# EXCERPTED PASSAGE:
Alternative data investing decrypted

Aurum Research Limited
10 min read
Download Article

Imagine that you are sitting in your parked car on a hill overlooking a truck depot. You’ve been counting the trucks coming in and out for so long that your legs are becoming numb and the smell of the leftover pizza on the passenger seat is starting to make you feel a little sick. Nevertheless the healthy paycheque that you’re getting from the guy in the sharp suit to do this makes the boredom worth it. Little do you know that you’re a notable cog in the company research process for some highly sophisticated investors.

In the age of alternative data, this type of activity is fast becoming a thing of the past. Historically equity analysts would seek to combine traditional data sets produced by a company, such as earnings announcements, SEC filings, and press releases, with more qualitative insights, such as talking to company management. The analyst could also employ someone to count trucks to try and gain more timely company insights. However, due to the recent parabolic increase in the amount of alternative data that is produced, an analyst can now gain these timely insights by purchasing this data, leaving the truck-counter out of a job.

What is this new world of data?

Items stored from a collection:

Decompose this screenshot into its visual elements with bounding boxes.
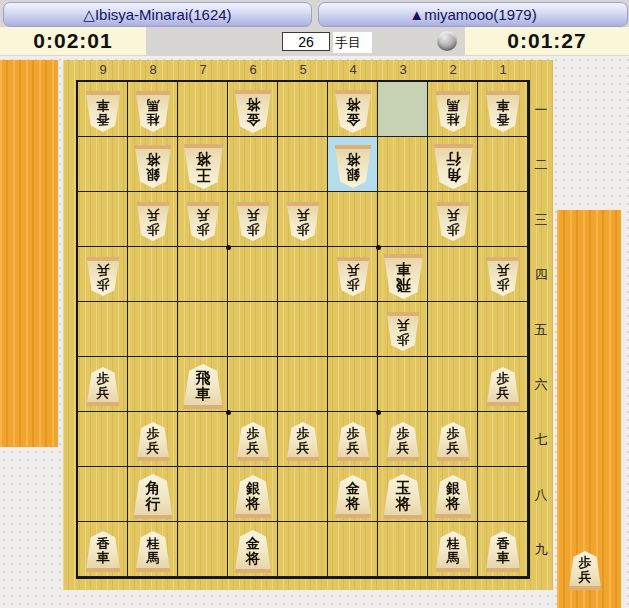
white-player-name: △Ibisya-Minarai(1624): [83, 6, 231, 23]
white-clock: 0:02:01: [0, 27, 146, 55]
square-51[interactable]: [278, 82, 328, 137]
square-93[interactable]: [78, 192, 128, 247]
square-97[interactable]: [78, 412, 128, 467]
square-86[interactable]: [128, 357, 178, 412]
square-56[interactable]: [278, 357, 328, 412]
square-92[interactable]: [78, 137, 128, 192]
move-number-input[interactable]: [282, 32, 330, 51]
square-13[interactable]: [478, 192, 528, 247]
black-player-banner[interactable]: ▲miyamooo(1979): [318, 2, 628, 27]
square-62[interactable]: [228, 137, 278, 192]
square-12[interactable]: [478, 137, 528, 192]
file-label-8: 8: [128, 62, 178, 79]
square-18[interactable]: [478, 467, 528, 522]
black-player-name: ▲miyamooo(1979): [409, 6, 536, 23]
square-26[interactable]: [428, 357, 478, 412]
square-33[interactable]: [378, 192, 428, 247]
rank-label-5: 五: [529, 302, 553, 357]
status-lamp-icon: [437, 31, 457, 51]
white-piece-stand[interactable]: [0, 60, 58, 447]
square-17[interactable]: [478, 412, 528, 467]
square-59[interactable]: [278, 522, 328, 577]
rank-label-1: 一: [529, 82, 553, 137]
square-45[interactable]: [328, 302, 378, 357]
black-clock: 0:01:27: [465, 27, 629, 55]
square-64[interactable]: [228, 247, 278, 302]
square-52[interactable]: [278, 137, 328, 192]
square-15[interactable]: [478, 302, 528, 357]
square-77[interactable]: [178, 412, 228, 467]
square-55[interactable]: [278, 302, 328, 357]
square-31[interactable]: [378, 82, 428, 137]
rank-label-4: 四: [529, 247, 553, 302]
square-71[interactable]: [178, 82, 228, 137]
square-65[interactable]: [228, 302, 278, 357]
square-98[interactable]: [78, 467, 128, 522]
black-piece-stand[interactable]: [557, 210, 621, 608]
square-43[interactable]: [328, 192, 378, 247]
file-label-1: 1: [478, 62, 528, 79]
rank-label-3: 三: [529, 192, 553, 247]
square-79[interactable]: [178, 522, 228, 577]
square-84[interactable]: [128, 247, 178, 302]
file-label-3: 3: [378, 62, 428, 79]
square-85[interactable]: [128, 302, 178, 357]
file-label-9: 9: [78, 62, 128, 79]
file-label-4: 4: [328, 62, 378, 79]
square-32[interactable]: [378, 137, 428, 192]
file-label-7: 7: [178, 62, 228, 79]
square-24[interactable]: [428, 247, 478, 302]
move-number-label: 手目: [333, 32, 372, 53]
square-78[interactable]: [178, 467, 228, 522]
rank-label-7: 七: [529, 412, 553, 467]
square-66[interactable]: [228, 357, 278, 412]
file-label-2: 2: [428, 62, 478, 79]
square-95[interactable]: [78, 302, 128, 357]
rank-label-2: 二: [529, 137, 553, 192]
square-49[interactable]: [328, 522, 378, 577]
square-54[interactable]: [278, 247, 328, 302]
square-36[interactable]: [378, 357, 428, 412]
square-58[interactable]: [278, 467, 328, 522]
rank-label-6: 六: [529, 357, 553, 412]
square-25[interactable]: [428, 302, 478, 357]
square-75[interactable]: [178, 302, 228, 357]
rank-label-8: 八: [529, 467, 553, 522]
shogi-app-window: △Ibisya-Minarai(1624) ▲miyamooo(1979) 0:…: [0, 0, 629, 608]
white-player-banner[interactable]: △Ibisya-Minarai(1624): [3, 2, 312, 27]
square-46[interactable]: [328, 357, 378, 412]
square-39[interactable]: [378, 522, 428, 577]
file-label-6: 6: [228, 62, 278, 79]
file-label-5: 5: [278, 62, 328, 79]
rank-label-9: 九: [529, 522, 553, 577]
square-74[interactable]: [178, 247, 228, 302]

# TASKS:
**a)** In the article on alternative data investing, which traditional company-produced data sets did equity analysts historically combine with qualitative insights?
**b)** Quote the article on alternative data investing between "Alternative data investing" and "highly sophisticated investors.", inclusive.
The material stands apart from the article on alternative data investing.

# TASK RESPONSES:
**a)** Earnings announcements, SEC filings, and press releases.

**b)**
Alternative data investing decrypted

Aurum Research Limited
10 min read
Download Article

Imagine that you are sitting in your parked car on a hill overlooking a truck depot. You’ve been counting the trucks coming in and out for so long that your legs are becoming numb and the smell of the leftover pizza on the passenger seat is starting to make you feel a little sick. Nevertheless the healthy paycheque that you’re getting from the guy in the sharp suit to do this makes the boredom worth it. Little do you know that you’re a notable cog in the company research process for some highly sophisticated investors.